» **Data records**:
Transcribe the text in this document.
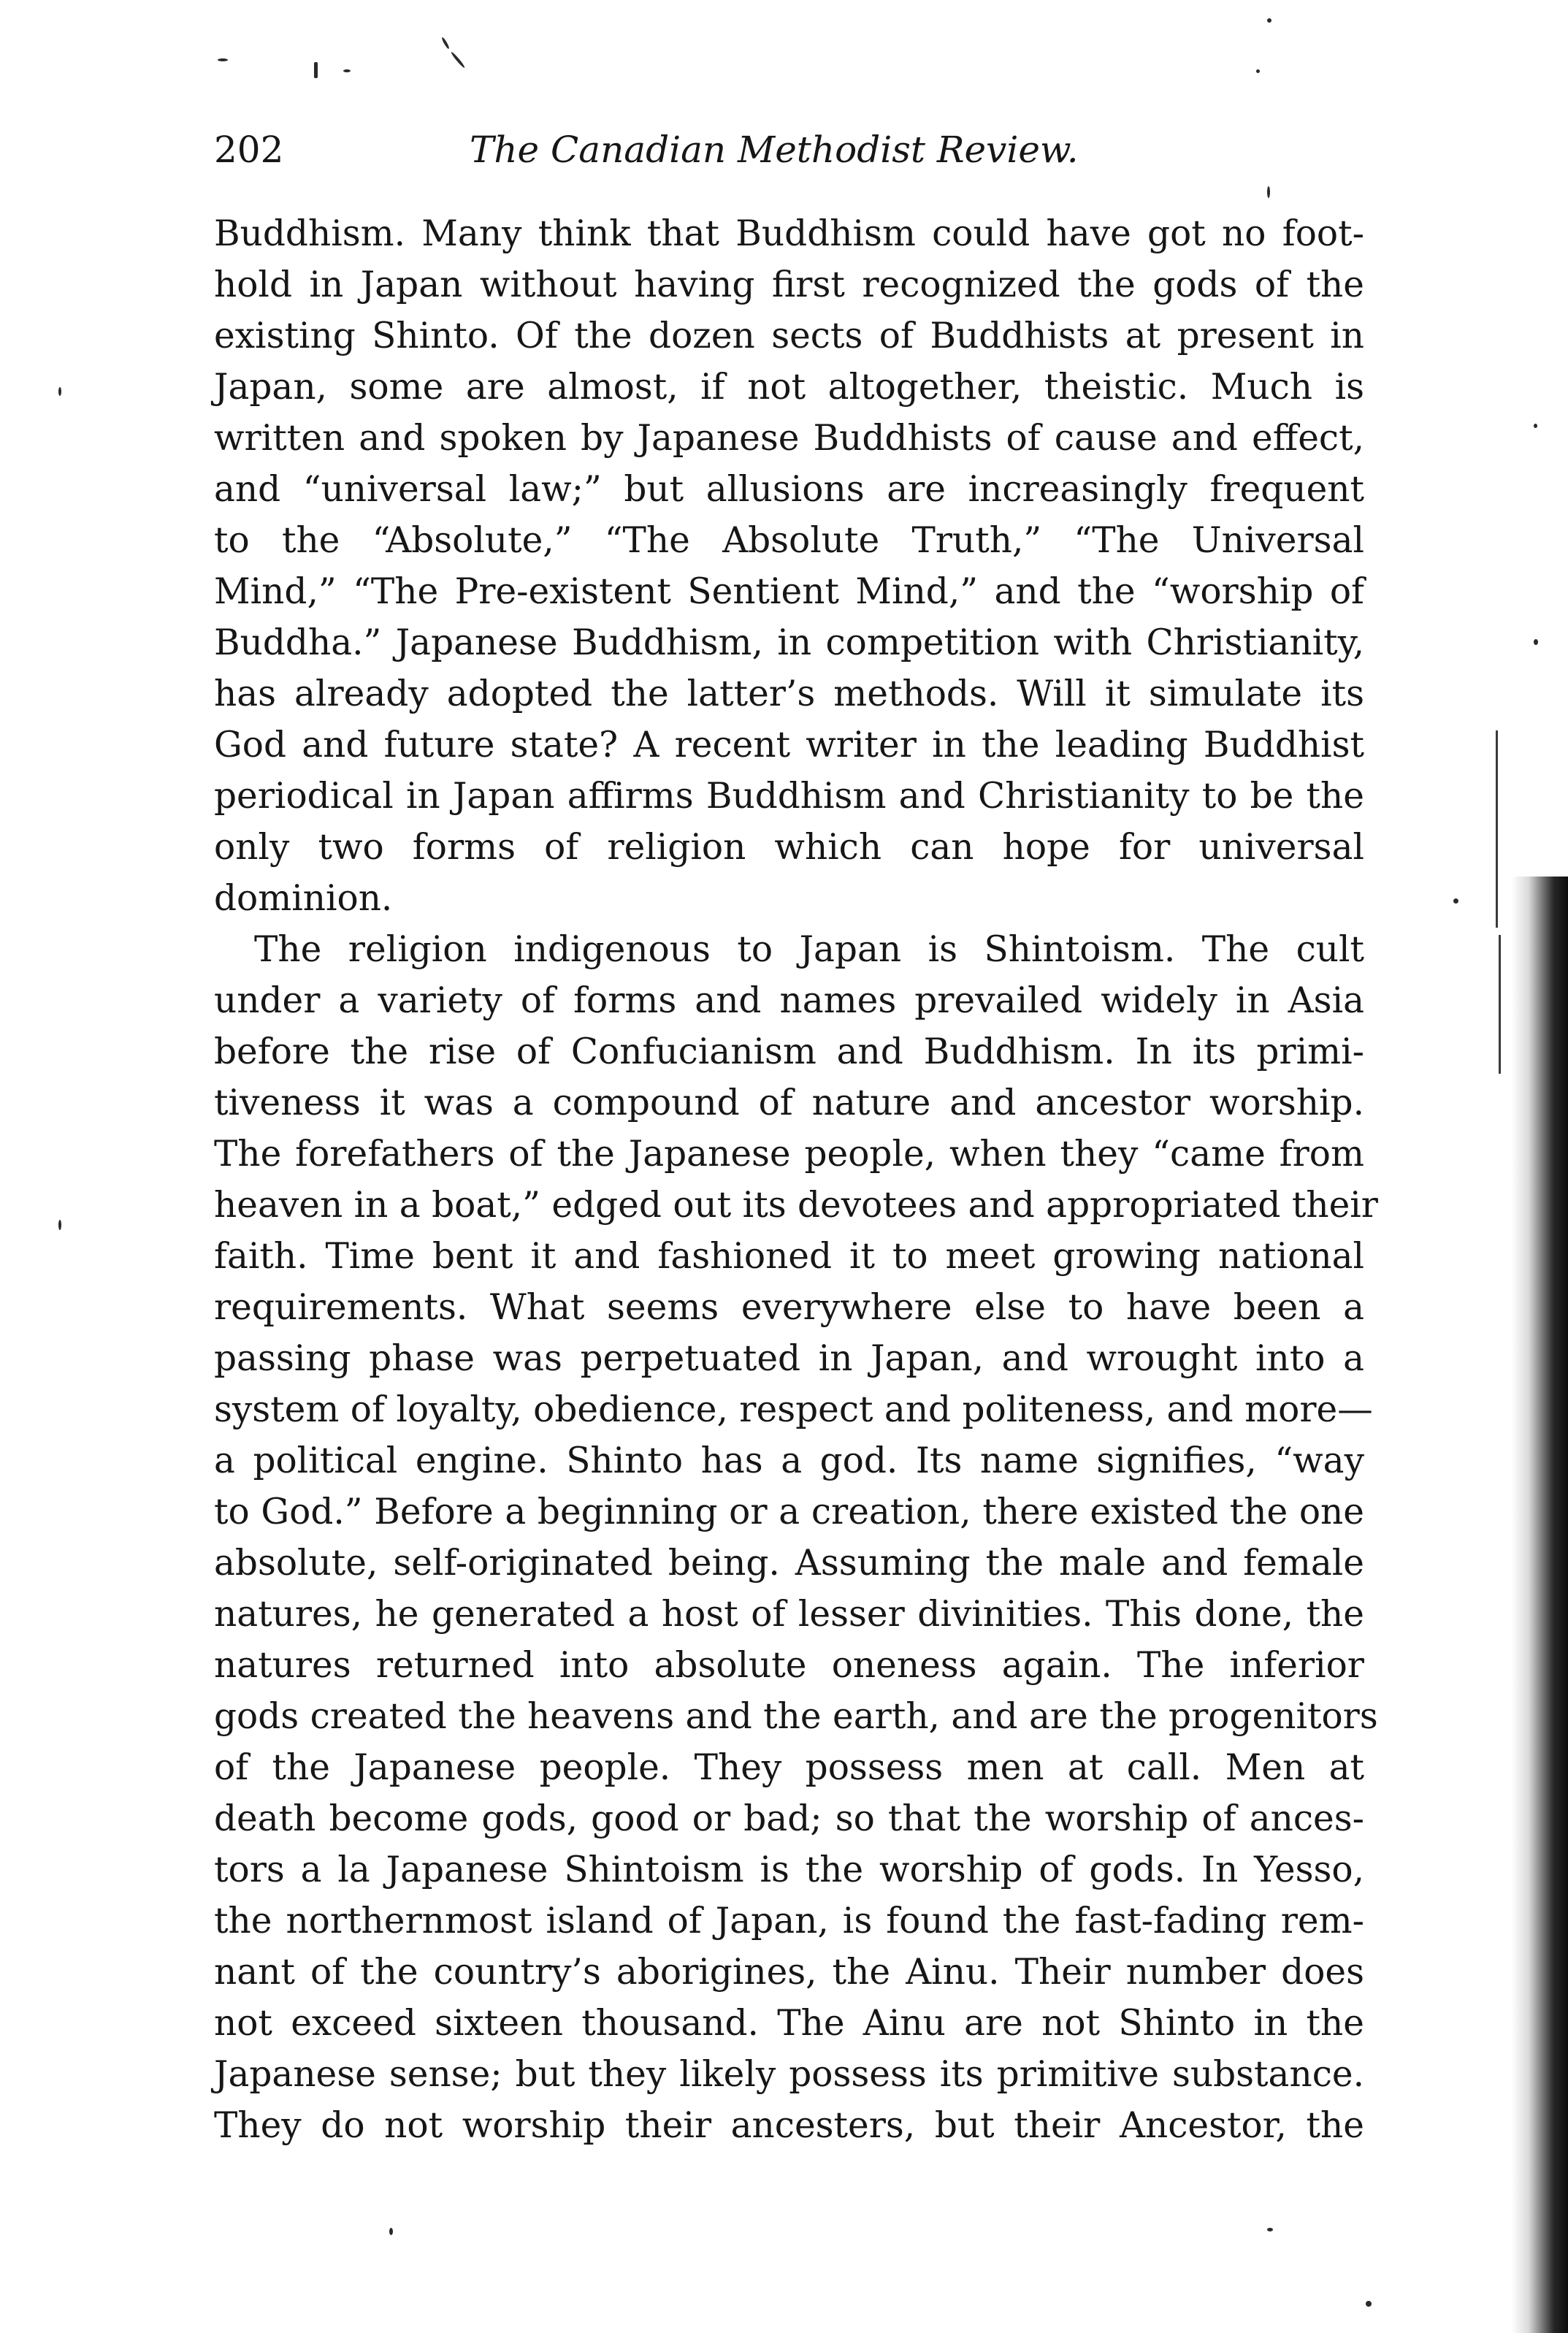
202	The Canadian Methodist Review.
Buddhism. Many think that Buddhism could have got no foot-
hold in Japan without having first recognized the gods of the
existing Shinto. Of the dozen sects of Buddhists at present in
Japan, some are almost, if not altogether, theistic. Much is
written and spoken by Japanese Buddhists of cause and effect,
and “universal law;” but allusions are increasingly frequent
to the “Absolute,” “The Absolute Truth,” “The Universal
Mind,” “The Pre-existent Sentient Mind,” and the “worship of
Buddha.” Japanese Buddhism, in competition with Christianity,
has already adopted the latter’s methods. Will it simulate its
God and future state? A recent writer in the leading Buddhist
periodical in Japan affirms Buddhism and Christianity to be the
only two forms of religion which can hope for universal
dominion.
The religion indigenous to Japan is Shintoism. The cult
under a variety of forms and names prevailed widely in Asia
before the rise of Confucianism and Buddhism. In its primi-
tiveness it was a compound of nature and ancestor worship.
The forefathers of the Japanese people, when they “came from
heaven in a boat,” edged out its devotees and appropriated their
faith. Time bent it and fashioned it to meet growing national
requirements. What seems everywhere else to have been a
passing phase was perpetuated in Japan, and wrought into a
system of loyalty, obedience, respect and politeness, and more—
a political engine. Shinto has a god. Its name signifies, “way
to God.” Before a beginning or a creation, there existed the one
absolute, self-originated being. Assuming the male and female
natures, he generated a host of lesser divinities. This done, the
natures returned into absolute oneness again. The inferior
gods created the heavens and the earth, and are the progenitors
of the Japanese people. They possess men at call. Men at
death become gods, good or bad; so that the worship of ances-
tors a la Japanese Shintoism is the worship of gods. In Yesso,
the northernmost island of Japan, is found the fast-fading rem-
nant of the country’s aborigines, the Ainu. Their number does
not exceed sixteen thousand. The Ainu are not Shinto in the
Japanese sense; but they likely possess its primitive substance.
They do not worship their ancesters, but their Ancestor, the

» **What is needed**:
Go through the data above and transcribe it in full, omitting any image.

» **Response to this exercise**:
Transcribe the text in this document.
202	The Canadian Methodist Review.
Buddhism. Many think that Buddhism could have got no foot-
hold in Japan without having first recognized the gods of the
existing Shinto. Of the dozen sects of Buddhists at present in
Japan, some are almost, if not altogether, theistic. Much is
written and spoken by Japanese Buddhists of cause and effect,
and “universal law;” but allusions are increasingly frequent
to the “Absolute,” “The Absolute Truth,” “The Universal
Mind,” “The Pre-existent Sentient Mind,” and the “worship of
Buddha.” Japanese Buddhism, in competition with Christianity,
has already adopted the latter’s methods. Will it simulate its
God and future state? A recent writer in the leading Buddhist
periodical in Japan affirms Buddhism and Christianity to be the
only two forms of religion which can hope for universal
dominion.
The religion indigenous to Japan is Shintoism. The cult
under a variety of forms and names prevailed widely in Asia
before the rise of Confucianism and Buddhism. In its primi-
tiveness it was a compound of nature and ancestor worship.
The forefathers of the Japanese people, when they “came from
heaven in a boat,” edged out its devotees and appropriated their
faith. Time bent it and fashioned it to meet growing national
requirements. What seems everywhere else to have been a
passing phase was perpetuated in Japan, and wrought into a
system of loyalty, obedience, respect and politeness, and more—
a political engine. Shinto has a god. Its name signifies, “way
to God.” Before a beginning or a creation, there existed the one
absolute, self-originated being. Assuming the male and female
natures, he generated a host of lesser divinities. This done, the
natures returned into absolute oneness again. The inferior
gods created the heavens and the earth, and are the progenitors
of the Japanese people. They possess men at call. Men at
death become gods, good or bad; so that the worship of ances-
tors a la Japanese Shintoism is the worship of gods. In Yesso,
the northernmost island of Japan, is found the fast-fading rem-
nant of the country’s aborigines, the Ainu. Their number does
not exceed sixteen thousand. The Ainu are not Shinto in the
Japanese sense; but they likely possess its primitive substance.
They do not worship their ancesters, but their Ancestor, the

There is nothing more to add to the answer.